## WHAT THE TASK ASKS
Copy each line that contains the string "آمار".

[Recorded data]
******

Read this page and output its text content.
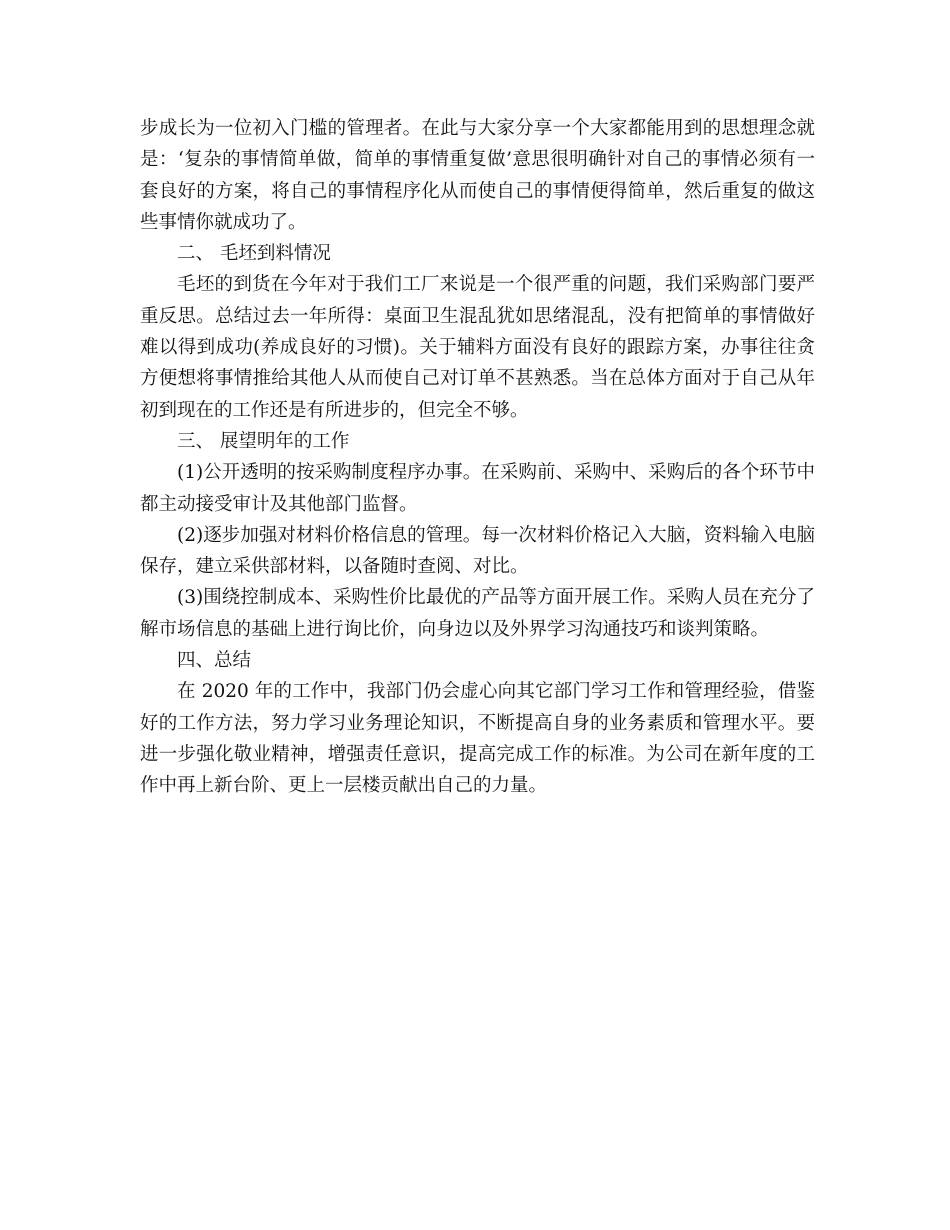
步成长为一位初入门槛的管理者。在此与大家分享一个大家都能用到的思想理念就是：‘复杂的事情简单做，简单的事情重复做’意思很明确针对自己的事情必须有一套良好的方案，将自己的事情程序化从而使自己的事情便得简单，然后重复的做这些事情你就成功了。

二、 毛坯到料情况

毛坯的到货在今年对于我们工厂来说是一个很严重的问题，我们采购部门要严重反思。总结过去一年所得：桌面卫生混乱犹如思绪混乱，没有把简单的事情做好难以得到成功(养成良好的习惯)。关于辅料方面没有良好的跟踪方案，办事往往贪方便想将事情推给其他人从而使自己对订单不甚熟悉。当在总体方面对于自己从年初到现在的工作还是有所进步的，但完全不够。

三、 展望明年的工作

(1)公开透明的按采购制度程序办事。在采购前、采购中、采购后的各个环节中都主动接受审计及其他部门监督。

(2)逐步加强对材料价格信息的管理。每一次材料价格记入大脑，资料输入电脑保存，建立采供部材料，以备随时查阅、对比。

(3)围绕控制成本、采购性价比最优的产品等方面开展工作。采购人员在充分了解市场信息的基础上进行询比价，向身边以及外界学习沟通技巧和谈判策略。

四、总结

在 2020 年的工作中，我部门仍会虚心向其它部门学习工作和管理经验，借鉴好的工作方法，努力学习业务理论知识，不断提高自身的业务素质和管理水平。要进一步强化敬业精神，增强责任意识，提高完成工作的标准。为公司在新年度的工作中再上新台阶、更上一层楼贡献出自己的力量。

******

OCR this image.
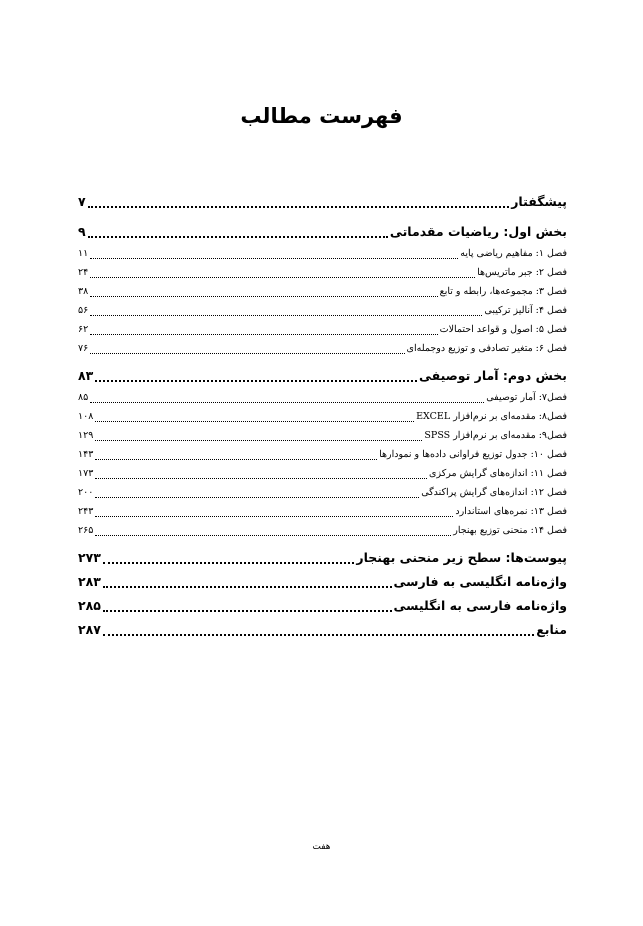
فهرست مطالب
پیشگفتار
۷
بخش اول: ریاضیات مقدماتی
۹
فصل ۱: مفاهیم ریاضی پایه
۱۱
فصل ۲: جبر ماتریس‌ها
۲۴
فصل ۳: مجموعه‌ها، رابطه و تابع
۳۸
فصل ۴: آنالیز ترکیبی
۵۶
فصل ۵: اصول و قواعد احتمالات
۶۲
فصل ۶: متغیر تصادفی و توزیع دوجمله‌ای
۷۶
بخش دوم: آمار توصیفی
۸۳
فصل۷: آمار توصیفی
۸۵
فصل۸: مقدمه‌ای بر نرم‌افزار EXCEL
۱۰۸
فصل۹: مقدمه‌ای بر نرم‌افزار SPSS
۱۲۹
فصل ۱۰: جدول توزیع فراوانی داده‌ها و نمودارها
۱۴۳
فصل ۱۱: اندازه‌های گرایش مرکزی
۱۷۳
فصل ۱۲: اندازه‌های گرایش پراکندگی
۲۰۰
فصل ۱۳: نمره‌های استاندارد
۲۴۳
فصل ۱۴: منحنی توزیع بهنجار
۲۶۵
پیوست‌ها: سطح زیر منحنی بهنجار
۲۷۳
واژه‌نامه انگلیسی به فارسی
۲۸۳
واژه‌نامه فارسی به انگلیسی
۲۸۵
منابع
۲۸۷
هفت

******

## RESPONSE
بخش دوم: آمار توصیفی
فصل۷: آمار توصیفی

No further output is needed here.